** start EXERCISE INPUT **

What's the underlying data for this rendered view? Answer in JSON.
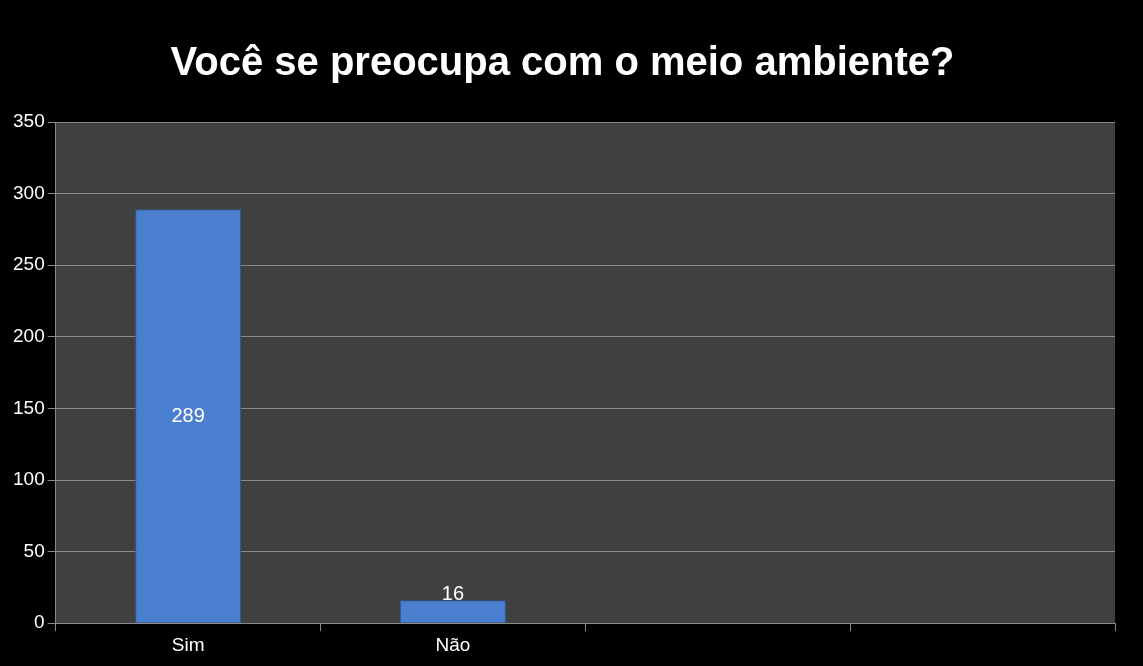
{
  "chart_data": {
    "type": "bar",
    "title": "Você se preocupa com o meio ambiente?",
    "categories": [
      "Sim",
      "Não",
      null,
      null
    ],
    "values": [
      289,
      16,
      null,
      null
    ],
    "color": "#4a7fd0",
    "ylim": [
      0,
      350
    ],
    "yticks": [
      0,
      50,
      100,
      150,
      200,
      250,
      300,
      350
    ],
    "grid": "y",
    "data_labels": true
  }
}
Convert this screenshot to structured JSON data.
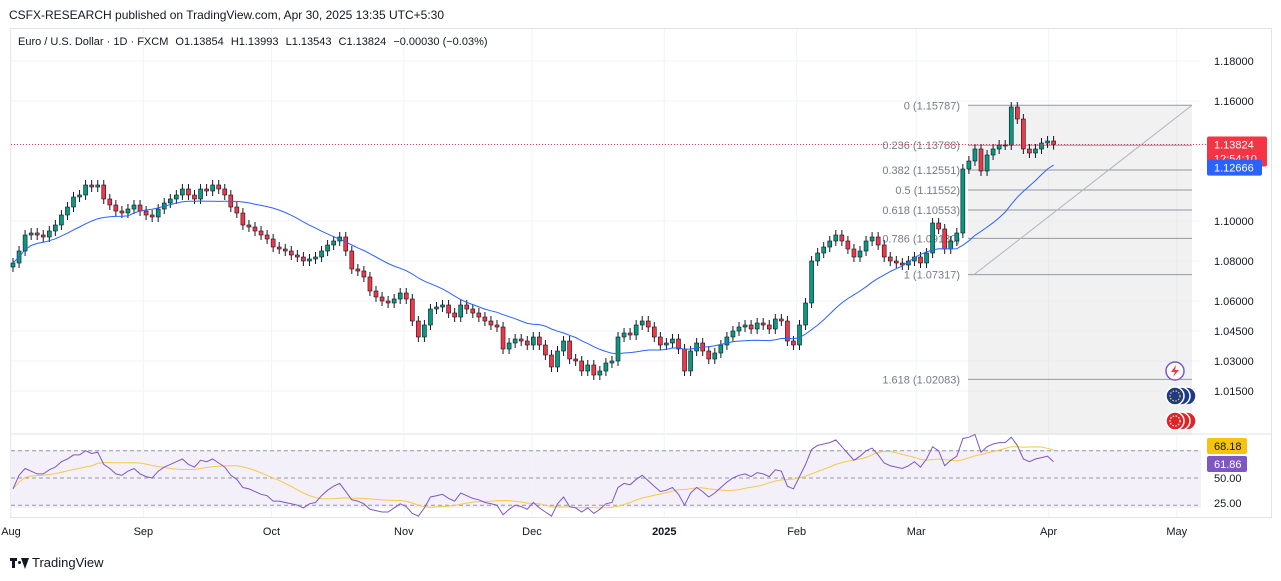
{
  "header": {
    "publisher": "CSFX-RESEARCH published on TradingView.com, Apr 30, 2025 13:35 UTC+5:30"
  },
  "legend": {
    "symbol": "Euro / U.S. Dollar · 1D · FXCM",
    "open": "O1.13854",
    "high": "H1.13993",
    "low": "L1.13543",
    "close": "C1.13824",
    "change": "−0.00030 (−0.03%)"
  },
  "footer": {
    "brand": "TradingView"
  },
  "colors": {
    "up": "#089981",
    "down": "#f23645",
    "ma": "#2962ff",
    "rsi": "#7e57c2",
    "rsi_ma": "#f7c948",
    "price_badge": "#f23645",
    "ma_badge": "#2962ff",
    "rsi_badge": "#7e57c2",
    "rsi_ma_badge": "#f5c40f"
  },
  "icons": [
    "lightning-icon",
    "eu-flag-icon",
    "us-flag-icon"
  ],
  "chart_data": {
    "type": "candlestick",
    "price_axis": {
      "range": [
        1.005,
        1.19
      ],
      "ticks": [
        "1.18000",
        "1.16000",
        "1.10000",
        "1.08000",
        "1.06000",
        "1.04500",
        "1.03000",
        "1.01500"
      ]
    },
    "time_axis": {
      "labels": [
        "Aug",
        "Sep",
        "Oct",
        "Nov",
        "Dec",
        "2025",
        "Feb",
        "Mar",
        "Apr",
        "May"
      ]
    },
    "last_price": {
      "value": "1.13824",
      "countdown": "12:54:10"
    },
    "ma_value": "1.12666",
    "fibonacci": {
      "levels": [
        {
          "label": "0 (1.15787)",
          "value": 1.15787
        },
        {
          "label": "0.236 (1.13788)",
          "value": 1.13788
        },
        {
          "label": "0.382 (1.12551)",
          "value": 1.12551
        },
        {
          "label": "0.5 (1.11552)",
          "value": 1.11552
        },
        {
          "label": "0.618 (1.10553)",
          "value": 1.10553
        },
        {
          "label": "0.786 (1.09130)",
          "value": 1.0913
        },
        {
          "label": "1 (1.07317)",
          "value": 1.07317
        },
        {
          "label": "1.618 (1.02083)",
          "value": 1.02083
        }
      ]
    },
    "rsi": {
      "range": [
        15,
        90
      ],
      "ticks": [
        "50.00",
        "25.00"
      ],
      "value": "61.86",
      "ma_value": "68.18",
      "bands": [
        70,
        30
      ]
    },
    "months_x_days": [
      {
        "label": "Aug",
        "day": 0
      },
      {
        "label": "Sep",
        "day": 31
      },
      {
        "label": "Oct",
        "day": 61
      },
      {
        "label": "Nov",
        "day": 92
      },
      {
        "label": "Dec",
        "day": 122
      },
      {
        "label": "2025",
        "day": 153
      },
      {
        "label": "Feb",
        "day": 184
      },
      {
        "label": "Mar",
        "day": 212
      },
      {
        "label": "Apr",
        "day": 243
      },
      {
        "label": "May",
        "day": 273
      }
    ],
    "closes": [
      1.079,
      1.085,
      1.093,
      1.094,
      1.093,
      1.092,
      1.095,
      1.098,
      1.103,
      1.107,
      1.112,
      1.113,
      1.118,
      1.117,
      1.118,
      1.111,
      1.108,
      1.105,
      1.104,
      1.106,
      1.108,
      1.105,
      1.103,
      1.102,
      1.106,
      1.109,
      1.111,
      1.113,
      1.116,
      1.113,
      1.111,
      1.116,
      1.115,
      1.118,
      1.116,
      1.113,
      1.107,
      1.104,
      1.098,
      1.097,
      1.095,
      1.093,
      1.091,
      1.087,
      1.086,
      1.085,
      1.083,
      1.082,
      1.08,
      1.081,
      1.082,
      1.085,
      1.088,
      1.09,
      1.092,
      1.085,
      1.076,
      1.075,
      1.072,
      1.065,
      1.062,
      1.06,
      1.059,
      1.061,
      1.064,
      1.061,
      1.05,
      1.042,
      1.048,
      1.056,
      1.057,
      1.058,
      1.054,
      1.052,
      1.058,
      1.056,
      1.054,
      1.052,
      1.05,
      1.048,
      1.047,
      1.036,
      1.039,
      1.041,
      1.04,
      1.038,
      1.042,
      1.038,
      1.033,
      1.027,
      1.035,
      1.04,
      1.031,
      1.03,
      1.025,
      1.028,
      1.023,
      1.025,
      1.029,
      1.03,
      1.042,
      1.044,
      1.043,
      1.048,
      1.05,
      1.047,
      1.042,
      1.038,
      1.039,
      1.041,
      1.036,
      1.025,
      1.035,
      1.039,
      1.035,
      1.031,
      1.034,
      1.038,
      1.042,
      1.045,
      1.047,
      1.048,
      1.046,
      1.049,
      1.048,
      1.046,
      1.051,
      1.05,
      1.04,
      1.038,
      1.048,
      1.059,
      1.08,
      1.084,
      1.087,
      1.09,
      1.093,
      1.09,
      1.086,
      1.082,
      1.085,
      1.09,
      1.092,
      1.088,
      1.082,
      1.08,
      1.079,
      1.078,
      1.08,
      1.082,
      1.079,
      1.084,
      1.099,
      1.096,
      1.086,
      1.09,
      1.094,
      1.126,
      1.13,
      1.136,
      1.125,
      1.133,
      1.136,
      1.138,
      1.138,
      1.157,
      1.151,
      1.136,
      1.134,
      1.136,
      1.139,
      1.14,
      1.1382
    ],
    "rsi_values": [
      42,
      52,
      57,
      55,
      53,
      53,
      56,
      58,
      62,
      64,
      67,
      67,
      70,
      68,
      69,
      60,
      57,
      53,
      52,
      55,
      57,
      53,
      51,
      50,
      55,
      58,
      60,
      62,
      64,
      60,
      58,
      63,
      62,
      64,
      61,
      58,
      52,
      49,
      43,
      42,
      40,
      38,
      37,
      33,
      33,
      32,
      31,
      30,
      28,
      31,
      32,
      37,
      41,
      44,
      46,
      40,
      34,
      33,
      31,
      27,
      26,
      25,
      25,
      28,
      31,
      29,
      24,
      22,
      28,
      36,
      37,
      38,
      35,
      33,
      39,
      37,
      35,
      34,
      32,
      31,
      30,
      23,
      27,
      30,
      29,
      27,
      32,
      28,
      25,
      22,
      31,
      36,
      29,
      28,
      25,
      28,
      24,
      27,
      31,
      32,
      43,
      46,
      45,
      49,
      52,
      48,
      44,
      40,
      41,
      43,
      38,
      30,
      39,
      43,
      40,
      36,
      39,
      43,
      47,
      50,
      52,
      53,
      51,
      54,
      53,
      51,
      56,
      55,
      44,
      42,
      51,
      60,
      71,
      74,
      75,
      76,
      78,
      73,
      68,
      63,
      66,
      70,
      72,
      67,
      61,
      59,
      58,
      57,
      59,
      62,
      58,
      64,
      73,
      70,
      59,
      63,
      66,
      79,
      80,
      82,
      69,
      73,
      75,
      76,
      76,
      80,
      74,
      64,
      62,
      64,
      65,
      66,
      62
    ]
  }
}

** end EXERCISE INPUT **

= TO DO =
Transcribe the whole listing, character for character, but not its images.

= SOLVED EXERCISE =
What's the underlying data for this rendered view? Answer in JSON.
{
  "chart_data": {
    "type": "bar",
    "title": "Você se preocupa com o meio ambiente?",
    "categories": [
      "Sim",
      "Não",
      null,
      null
    ],
    "values": [
      289,
      16,
      null,
      null
    ],
    "color": "#4a7fd0",
    "ylim": [
      0,
      350
    ],
    "yticks": [
      0,
      50,
      100,
      150,
      200,
      250,
      300,
      350
    ],
    "grid": "y",
    "data_labels": true
  }
}
Convert this screenshot to structured JSON data.
{
  "header": {
    "publisher": "CSFX-RESEARCH published on TradingView.com, Apr 30, 2025 13:35 UTC+5:30"
  },
  "legend": {
    "symbol": "Euro / U.S. Dollar · 1D · FXCM",
    "open": "O1.13854",
    "high": "H1.13993",
    "low": "L1.13543",
    "close": "C1.13824",
    "change": "−0.00030 (−0.03%)"
  },
  "footer": {
    "brand": "TradingView"
  },
  "colors": {
    "up": "#089981",
    "down": "#f23645",
    "ma": "#2962ff",
    "rsi": "#7e57c2",
    "rsi_ma": "#f7c948",
    "price_badge": "#f23645",
    "ma_badge": "#2962ff",
    "rsi_badge": "#7e57c2",
    "rsi_ma_badge": "#f5c40f"
  },
  "icons": [
    "lightning-icon",
    "eu-flag-icon",
    "us-flag-icon"
  ],
  "chart_data": {
    "type": "candlestick",
    "price_axis": {
      "range": [
        1.005,
        1.19
      ],
      "ticks": [
        "1.18000",
        "1.16000",
        "1.10000",
        "1.08000",
        "1.06000",
        "1.04500",
        "1.03000",
        "1.01500"
      ]
    },
    "time_axis": {
      "labels": [
        "Aug",
        "Sep",
        "Oct",
        "Nov",
        "Dec",
        "2025",
        "Feb",
        "Mar",
        "Apr",
        "May"
      ]
    },
    "last_price": {
      "value": "1.13824",
      "countdown": "12:54:10"
    },
    "ma_value": "1.12666",
    "fibonacci": {
      "levels": [
        {
          "label": "0 (1.15787)",
          "value": 1.15787
        },
        {
          "label": "0.236 (1.13788)",
          "value": 1.13788
        },
        {
          "label": "0.382 (1.12551)",
          "value": 1.12551
        },
        {
          "label": "0.5 (1.11552)",
          "value": 1.11552
        },
        {
          "label": "0.618 (1.10553)",
          "value": 1.10553
        },
        {
          "label": "0.786 (1.09130)",
          "value": 1.0913
        },
        {
          "label": "1 (1.07317)",
          "value": 1.07317
        },
        {
          "label": "1.618 (1.02083)",
          "value": 1.02083
        }
      ]
    },
    "rsi": {
      "range": [
        15,
        90
      ],
      "ticks": [
        "50.00",
        "25.00"
      ],
      "value": "61.86",
      "ma_value": "68.18",
      "bands": [
        70,
        30
      ]
    },
    "months_x_days": [
      {
        "label": "Aug",
        "day": 0
      },
      {
        "label": "Sep",
        "day": 31
      },
      {
        "label": "Oct",
        "day": 61
      },
      {
        "label": "Nov",
        "day": 92
      },
      {
        "label": "Dec",
        "day": 122
      },
      {
        "label": "2025",
        "day": 153
      },
      {
        "label": "Feb",
        "day": 184
      },
      {
        "label": "Mar",
        "day": 212
      },
      {
        "label": "Apr",
        "day": 243
      },
      {
        "label": "May",
        "day": 273
      }
    ],
    "closes": [
      1.079,
      1.085,
      1.093,
      1.094,
      1.093,
      1.092,
      1.095,
      1.098,
      1.103,
      1.107,
      1.112,
      1.113,
      1.118,
      1.117,
      1.118,
      1.111,
      1.108,
      1.105,
      1.104,
      1.106,
      1.108,
      1.105,
      1.103,
      1.102,
      1.106,
      1.109,
      1.111,
      1.113,
      1.116,
      1.113,
      1.111,
      1.116,
      1.115,
      1.118,
      1.116,
      1.113,
      1.107,
      1.104,
      1.098,
      1.097,
      1.095,
      1.093,
      1.091,
      1.087,
      1.086,
      1.085,
      1.083,
      1.082,
      1.08,
      1.081,
      1.082,
      1.085,
      1.088,
      1.09,
      1.092,
      1.085,
      1.076,
      1.075,
      1.072,
      1.065,
      1.062,
      1.06,
      1.059,
      1.061,
      1.064,
      1.061,
      1.05,
      1.042,
      1.048,
      1.056,
      1.057,
      1.058,
      1.054,
      1.052,
      1.058,
      1.056,
      1.054,
      1.052,
      1.05,
      1.048,
      1.047,
      1.036,
      1.039,
      1.041,
      1.04,
      1.038,
      1.042,
      1.038,
      1.033,
      1.027,
      1.035,
      1.04,
      1.031,
      1.03,
      1.025,
      1.028,
      1.023,
      1.025,
      1.029,
      1.03,
      1.042,
      1.044,
      1.043,
      1.048,
      1.05,
      1.047,
      1.042,
      1.038,
      1.039,
      1.041,
      1.036,
      1.025,
      1.035,
      1.039,
      1.035,
      1.031,
      1.034,
      1.038,
      1.042,
      1.045,
      1.047,
      1.048,
      1.046,
      1.049,
      1.048,
      1.046,
      1.051,
      1.05,
      1.04,
      1.038,
      1.048,
      1.059,
      1.08,
      1.084,
      1.087,
      1.09,
      1.093,
      1.09,
      1.086,
      1.082,
      1.085,
      1.09,
      1.092,
      1.088,
      1.082,
      1.08,
      1.079,
      1.078,
      1.08,
      1.082,
      1.079,
      1.084,
      1.099,
      1.096,
      1.086,
      1.09,
      1.094,
      1.126,
      1.13,
      1.136,
      1.125,
      1.133,
      1.136,
      1.138,
      1.138,
      1.157,
      1.151,
      1.136,
      1.134,
      1.136,
      1.139,
      1.14,
      1.1382
    ],
    "rsi_values": [
      42,
      52,
      57,
      55,
      53,
      53,
      56,
      58,
      62,
      64,
      67,
      67,
      70,
      68,
      69,
      60,
      57,
      53,
      52,
      55,
      57,
      53,
      51,
      50,
      55,
      58,
      60,
      62,
      64,
      60,
      58,
      63,
      62,
      64,
      61,
      58,
      52,
      49,
      43,
      42,
      40,
      38,
      37,
      33,
      33,
      32,
      31,
      30,
      28,
      31,
      32,
      37,
      41,
      44,
      46,
      40,
      34,
      33,
      31,
      27,
      26,
      25,
      25,
      28,
      31,
      29,
      24,
      22,
      28,
      36,
      37,
      38,
      35,
      33,
      39,
      37,
      35,
      34,
      32,
      31,
      30,
      23,
      27,
      30,
      29,
      27,
      32,
      28,
      25,
      22,
      31,
      36,
      29,
      28,
      25,
      28,
      24,
      27,
      31,
      32,
      43,
      46,
      45,
      49,
      52,
      48,
      44,
      40,
      41,
      43,
      38,
      30,
      39,
      43,
      40,
      36,
      39,
      43,
      47,
      50,
      52,
      53,
      51,
      54,
      53,
      51,
      56,
      55,
      44,
      42,
      51,
      60,
      71,
      74,
      75,
      76,
      78,
      73,
      68,
      63,
      66,
      70,
      72,
      67,
      61,
      59,
      58,
      57,
      59,
      62,
      58,
      64,
      73,
      70,
      59,
      63,
      66,
      79,
      80,
      82,
      69,
      73,
      75,
      76,
      76,
      80,
      74,
      64,
      62,
      64,
      65,
      66,
      62
    ]
  }
}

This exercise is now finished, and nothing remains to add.